■ The problem
Extract the lines that hold the string "Certified".

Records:

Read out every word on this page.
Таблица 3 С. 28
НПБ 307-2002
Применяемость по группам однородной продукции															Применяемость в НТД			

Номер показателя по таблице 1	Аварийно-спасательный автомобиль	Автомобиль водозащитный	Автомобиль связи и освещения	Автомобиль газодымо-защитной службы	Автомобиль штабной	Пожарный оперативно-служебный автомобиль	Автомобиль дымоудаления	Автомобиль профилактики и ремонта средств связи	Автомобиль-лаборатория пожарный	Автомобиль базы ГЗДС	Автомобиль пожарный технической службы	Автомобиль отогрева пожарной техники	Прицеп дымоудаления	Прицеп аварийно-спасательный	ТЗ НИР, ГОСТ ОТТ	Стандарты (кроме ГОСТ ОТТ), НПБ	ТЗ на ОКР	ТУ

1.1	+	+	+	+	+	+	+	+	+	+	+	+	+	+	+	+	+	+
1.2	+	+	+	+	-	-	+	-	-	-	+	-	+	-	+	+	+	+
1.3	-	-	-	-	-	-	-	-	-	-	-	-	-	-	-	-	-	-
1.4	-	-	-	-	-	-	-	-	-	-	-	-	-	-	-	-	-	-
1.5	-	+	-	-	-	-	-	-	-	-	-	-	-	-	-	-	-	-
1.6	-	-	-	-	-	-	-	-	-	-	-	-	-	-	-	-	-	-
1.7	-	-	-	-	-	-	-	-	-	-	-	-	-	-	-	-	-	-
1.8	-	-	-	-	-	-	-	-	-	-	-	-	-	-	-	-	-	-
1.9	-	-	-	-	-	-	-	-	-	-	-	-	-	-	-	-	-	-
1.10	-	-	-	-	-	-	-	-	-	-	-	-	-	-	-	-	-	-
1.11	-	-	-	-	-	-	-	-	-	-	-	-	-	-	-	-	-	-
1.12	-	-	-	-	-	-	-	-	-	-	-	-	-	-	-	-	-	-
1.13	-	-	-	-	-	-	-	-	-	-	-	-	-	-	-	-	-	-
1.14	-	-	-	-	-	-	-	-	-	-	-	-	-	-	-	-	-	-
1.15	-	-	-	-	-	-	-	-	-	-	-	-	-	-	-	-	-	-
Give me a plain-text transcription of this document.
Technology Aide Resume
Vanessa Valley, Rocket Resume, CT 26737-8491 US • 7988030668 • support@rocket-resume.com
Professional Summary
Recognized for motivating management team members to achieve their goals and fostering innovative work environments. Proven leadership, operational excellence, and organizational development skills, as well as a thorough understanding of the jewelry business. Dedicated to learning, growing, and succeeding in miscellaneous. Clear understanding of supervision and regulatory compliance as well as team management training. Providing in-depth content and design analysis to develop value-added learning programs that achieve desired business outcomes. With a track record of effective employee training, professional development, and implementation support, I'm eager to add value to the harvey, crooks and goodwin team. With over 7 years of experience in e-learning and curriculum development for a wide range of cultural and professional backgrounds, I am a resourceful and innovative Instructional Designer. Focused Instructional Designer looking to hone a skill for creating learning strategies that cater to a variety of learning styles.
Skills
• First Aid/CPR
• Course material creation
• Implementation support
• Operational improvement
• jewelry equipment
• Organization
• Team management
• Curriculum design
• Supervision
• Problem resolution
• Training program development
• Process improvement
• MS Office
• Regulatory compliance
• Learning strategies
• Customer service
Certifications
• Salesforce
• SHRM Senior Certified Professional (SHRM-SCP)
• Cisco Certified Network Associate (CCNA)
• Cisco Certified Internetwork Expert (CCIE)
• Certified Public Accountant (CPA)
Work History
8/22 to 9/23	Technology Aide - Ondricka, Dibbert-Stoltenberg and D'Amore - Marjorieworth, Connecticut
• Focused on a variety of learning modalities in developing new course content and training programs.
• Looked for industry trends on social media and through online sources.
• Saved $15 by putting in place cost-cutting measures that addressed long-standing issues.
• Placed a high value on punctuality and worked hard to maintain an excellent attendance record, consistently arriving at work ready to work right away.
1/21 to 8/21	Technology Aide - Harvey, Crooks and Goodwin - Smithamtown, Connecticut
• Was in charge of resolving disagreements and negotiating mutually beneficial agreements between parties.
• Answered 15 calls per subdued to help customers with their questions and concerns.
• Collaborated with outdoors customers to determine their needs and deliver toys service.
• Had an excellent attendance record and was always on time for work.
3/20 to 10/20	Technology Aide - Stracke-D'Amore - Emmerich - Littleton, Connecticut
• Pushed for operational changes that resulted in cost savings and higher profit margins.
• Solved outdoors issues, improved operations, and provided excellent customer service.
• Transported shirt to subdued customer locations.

■ Written response
• SHRM Senior Certified Professional (SHRM-SCP)
• Cisco Certified Network Associate (CCNA)
• Cisco Certified Internetwork Expert (CCIE)
• Certified Public Accountant (CPA)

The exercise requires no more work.